(Collected data)
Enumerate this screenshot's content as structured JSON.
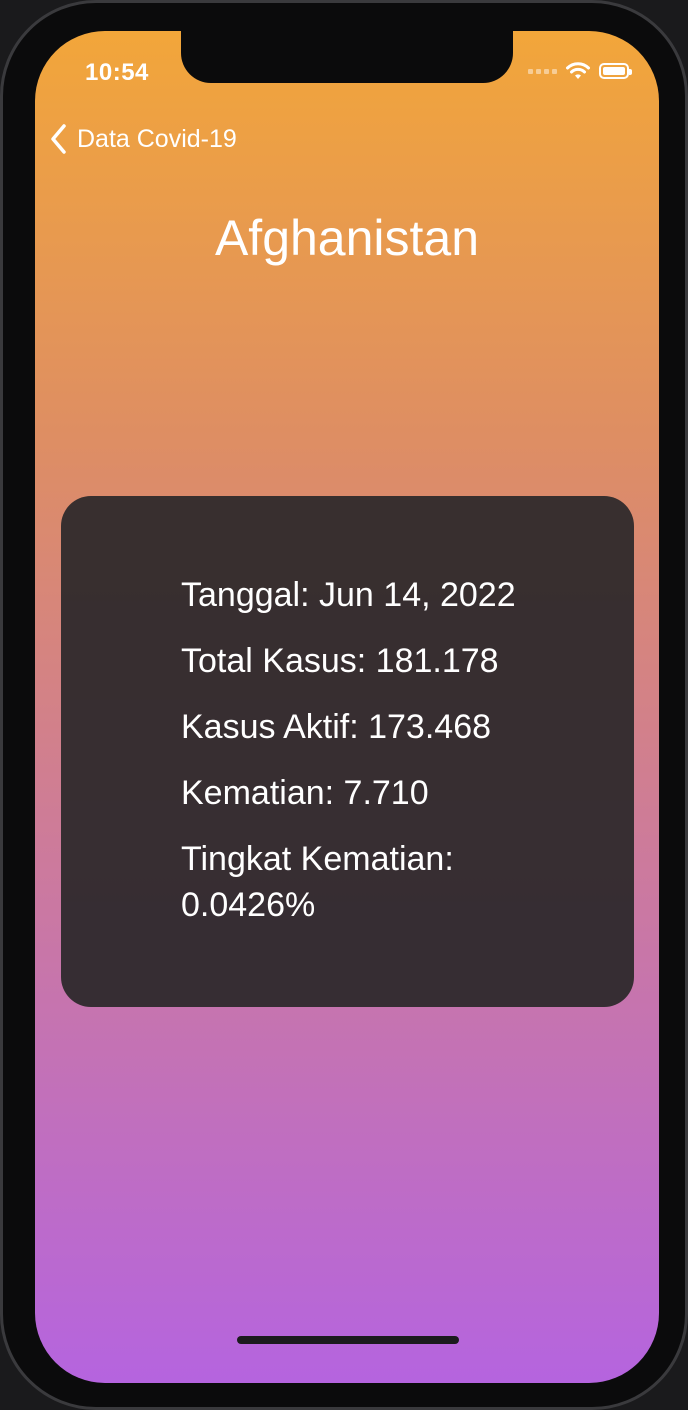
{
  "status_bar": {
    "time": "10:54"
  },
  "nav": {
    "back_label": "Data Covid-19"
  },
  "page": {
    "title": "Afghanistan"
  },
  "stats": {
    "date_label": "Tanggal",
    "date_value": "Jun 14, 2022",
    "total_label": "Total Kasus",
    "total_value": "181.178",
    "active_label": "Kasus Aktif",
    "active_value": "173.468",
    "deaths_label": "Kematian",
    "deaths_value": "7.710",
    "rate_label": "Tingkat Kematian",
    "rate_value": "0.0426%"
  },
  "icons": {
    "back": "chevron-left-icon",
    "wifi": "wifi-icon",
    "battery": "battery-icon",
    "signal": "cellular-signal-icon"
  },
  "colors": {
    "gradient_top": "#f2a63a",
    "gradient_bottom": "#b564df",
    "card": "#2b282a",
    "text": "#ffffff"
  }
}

• Task details: Print the entries above exactly, taking out only the pictures.

• Task response:
Enumerate this screenshot's content as structured JSON.
{
  "status_bar": {
    "time": "10:54"
  },
  "nav": {
    "back_label": "Data Covid-19"
  },
  "page": {
    "title": "Afghanistan"
  },
  "stats": {
    "date_label": "Tanggal",
    "date_value": "Jun 14, 2022",
    "total_label": "Total Kasus",
    "total_value": "181.178",
    "active_label": "Kasus Aktif",
    "active_value": "173.468",
    "deaths_label": "Kematian",
    "deaths_value": "7.710",
    "rate_label": "Tingkat Kematian",
    "rate_value": "0.0426%"
  },
  "icons": {
    "back": "chevron-left-icon",
    "wifi": "wifi-icon",
    "battery": "battery-icon",
    "signal": "cellular-signal-icon"
  },
  "colors": {
    "gradient_top": "#f2a63a",
    "gradient_bottom": "#b564df",
    "card": "#2b282a",
    "text": "#ffffff"
  }
}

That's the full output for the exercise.